- Work required -
Copy every line of the listing that holds the string "this".

- Records for the exercise -
· · · · ·

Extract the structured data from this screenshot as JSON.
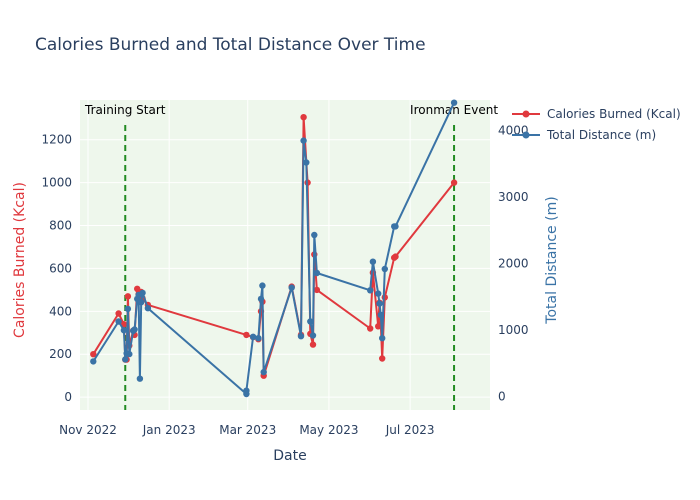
{
  "chart_data": {
    "type": "line",
    "title": "Calories Burned and Total Distance Over Time",
    "xlabel": "Date",
    "ylabel_left": "Calories Burned (Kcal)",
    "ylabel_right": "Total Distance (m)",
    "x_ticks": [
      "Nov 2022",
      "Jan 2023",
      "Mar 2023",
      "May 2023",
      "Jul 2023"
    ],
    "y_left_ticks": [
      0,
      200,
      400,
      600,
      800,
      1000,
      1200
    ],
    "y_right_ticks": [
      0,
      1000,
      2000,
      3000,
      4000
    ],
    "x_range": [
      "2022-10-26",
      "2023-08-30"
    ],
    "y_left_range": [
      -60,
      1385
    ],
    "y_right_range": [
      -200,
      4460
    ],
    "plot_background": "#eef7ec",
    "grid": true,
    "legend_position": "top-right",
    "annotations": [
      {
        "text": "Training Start",
        "date": "2022-11-29",
        "color": "#228b22"
      },
      {
        "text": "Ironman Event",
        "date": "2023-08-03",
        "color": "#228b22"
      }
    ],
    "series": [
      {
        "name": "Calories Burned (Kcal)",
        "axis": "left",
        "color": "#e0393e",
        "points": [
          [
            "2022-11-05",
            200
          ],
          [
            "2022-11-24",
            390
          ],
          [
            "2022-11-28",
            340
          ],
          [
            "2022-11-29",
            175
          ],
          [
            "2022-11-30",
            175
          ],
          [
            "2022-12-01",
            470
          ],
          [
            "2022-12-02",
            240
          ],
          [
            "2022-12-05",
            310
          ],
          [
            "2022-12-06",
            290
          ],
          [
            "2022-12-08",
            505
          ],
          [
            "2022-12-09",
            480
          ],
          [
            "2022-12-10",
            460
          ],
          [
            "2022-12-11",
            490
          ],
          [
            "2022-12-12",
            460
          ],
          [
            "2022-12-16",
            430
          ],
          [
            "2023-02-28",
            290
          ],
          [
            "2023-03-05",
            280
          ],
          [
            "2023-03-09",
            270
          ],
          [
            "2023-03-11",
            400
          ],
          [
            "2023-03-12",
            445
          ],
          [
            "2023-03-13",
            100
          ],
          [
            "2023-04-03",
            515
          ],
          [
            "2023-04-10",
            290
          ],
          [
            "2023-04-12",
            1305
          ],
          [
            "2023-04-15",
            1000
          ],
          [
            "2023-04-17",
            295
          ],
          [
            "2023-04-19",
            245
          ],
          [
            "2023-04-20",
            665
          ],
          [
            "2023-04-22",
            500
          ],
          [
            "2023-06-01",
            320
          ],
          [
            "2023-06-03",
            580
          ],
          [
            "2023-06-07",
            330
          ],
          [
            "2023-06-08",
            440
          ],
          [
            "2023-06-09",
            340
          ],
          [
            "2023-06-10",
            180
          ],
          [
            "2023-06-12",
            465
          ],
          [
            "2023-06-19",
            650
          ],
          [
            "2023-06-20",
            655
          ],
          [
            "2023-08-03",
            1000
          ]
        ]
      },
      {
        "name": "Total Distance (m)",
        "axis": "right",
        "color": "#3a73a6",
        "points": [
          [
            "2022-11-05",
            530
          ],
          [
            "2022-11-24",
            1130
          ],
          [
            "2022-11-28",
            1000
          ],
          [
            "2022-11-29",
            560
          ],
          [
            "2022-11-30",
            650
          ],
          [
            "2022-12-01",
            1320
          ],
          [
            "2022-12-02",
            640
          ],
          [
            "2022-12-05",
            990
          ],
          [
            "2022-12-06",
            1010
          ],
          [
            "2022-12-08",
            1470
          ],
          [
            "2022-12-09",
            1530
          ],
          [
            "2022-12-10",
            270
          ],
          [
            "2022-12-11",
            1420
          ],
          [
            "2022-12-12",
            1560
          ],
          [
            "2022-12-16",
            1330
          ],
          [
            "2023-02-28",
            40
          ],
          [
            "2023-02-28",
            90
          ],
          [
            "2023-03-05",
            900
          ],
          [
            "2023-03-09",
            880
          ],
          [
            "2023-03-11",
            1470
          ],
          [
            "2023-03-12",
            1670
          ],
          [
            "2023-03-13",
            370
          ],
          [
            "2023-04-03",
            1640
          ],
          [
            "2023-04-10",
            910
          ],
          [
            "2023-04-12",
            3850
          ],
          [
            "2023-04-14",
            3520
          ],
          [
            "2023-04-17",
            1130
          ],
          [
            "2023-04-19",
            920
          ],
          [
            "2023-04-20",
            2430
          ],
          [
            "2023-04-22",
            1860
          ],
          [
            "2023-06-01",
            1600
          ],
          [
            "2023-06-03",
            2030
          ],
          [
            "2023-06-07",
            1550
          ],
          [
            "2023-06-08",
            1400
          ],
          [
            "2023-06-09",
            1230
          ],
          [
            "2023-06-10",
            880
          ],
          [
            "2023-06-12",
            1920
          ],
          [
            "2023-06-19",
            2560
          ],
          [
            "2023-06-20",
            2560
          ],
          [
            "2023-08-03",
            4420
          ]
        ]
      }
    ]
  }
}
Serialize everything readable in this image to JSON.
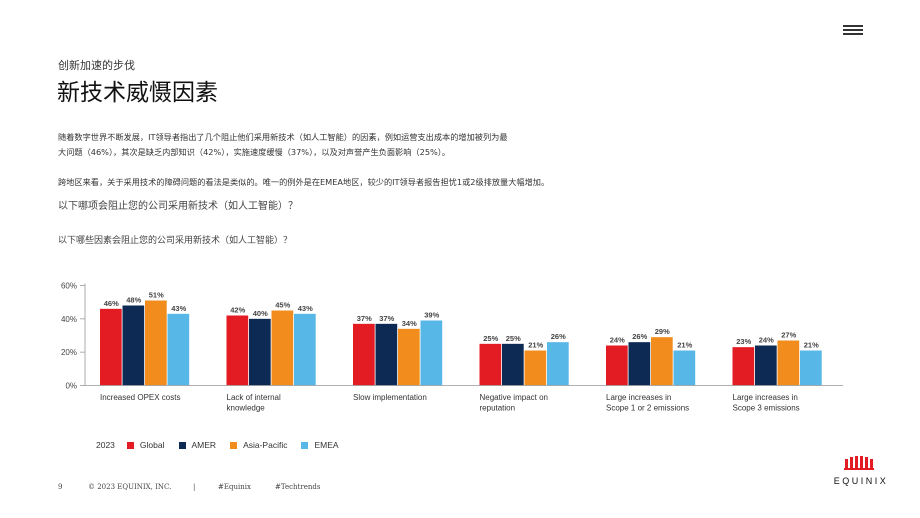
{
  "header": {
    "kicker": "创新加速的步伐",
    "title": "新技术威慑因素",
    "menu_icon": "hamburger-menu-icon"
  },
  "body": {
    "para1_line1": "随着数字世界不断发展，IT领导者指出了几个阻止他们采用新技术（如人工智能）的因素，例如运营支出成本的增加被列为最",
    "para1_line2": "大问题（46%），其次是缺乏内部知识（42%），实施速度缓慢（37%），以及对声誉产生负面影响（25%）。",
    "para2": "跨地区来看，关于采用技术的障碍问题的看法是类似的。唯一的例外是在EMEA地区，较少的IT领导者报告担忧1或2级排放量大幅增加。",
    "question1": "以下哪项会阻止您的公司采用新技术（如人工智能）？",
    "question2": "以下哪些因素会阻止您的公司采用新技术（如人工智能）？"
  },
  "chart_data": {
    "type": "bar",
    "categories": [
      [
        "Increased OPEX costs"
      ],
      [
        "Lack of internal",
        "knowledge"
      ],
      [
        "Slow implementation"
      ],
      [
        "Negative impact on",
        "reputation"
      ],
      [
        "Large increases in",
        "Scope 1 or 2 emissions"
      ],
      [
        "Large increases in",
        "Scope 3 emissions"
      ]
    ],
    "series": [
      {
        "name": "Global",
        "color": "#e31b23",
        "values": [
          46,
          42,
          37,
          25,
          24,
          23
        ]
      },
      {
        "name": "AMER",
        "color": "#0d2a55",
        "values": [
          48,
          40,
          37,
          25,
          26,
          24
        ]
      },
      {
        "name": "Asia-Pacific",
        "color": "#f28c1c",
        "values": [
          51,
          45,
          34,
          21,
          29,
          27
        ]
      },
      {
        "name": "EMEA",
        "color": "#57b7e6",
        "values": [
          43,
          43,
          39,
          26,
          21,
          21
        ]
      }
    ],
    "yticks": [
      "0%",
      "20%",
      "40%",
      "60%"
    ],
    "ylim": [
      0,
      60
    ],
    "value_suffix": "%",
    "legend_year": "2023",
    "legend_position": "bottom-left",
    "grid": false
  },
  "footer": {
    "page_number": "9",
    "copyright": "© 2023 EQUINIX, INC.",
    "separator": "|",
    "tag1": "#Equinix",
    "tag2": "#Techtrends"
  },
  "logo": {
    "text": "EQUINIX",
    "icon": "equinix-logo-icon",
    "color": "#e31b23"
  }
}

· · · · ·

- Completed task -
Extract the structured data from this screenshot as JSON.
Serialize everything readable in this image to JSON.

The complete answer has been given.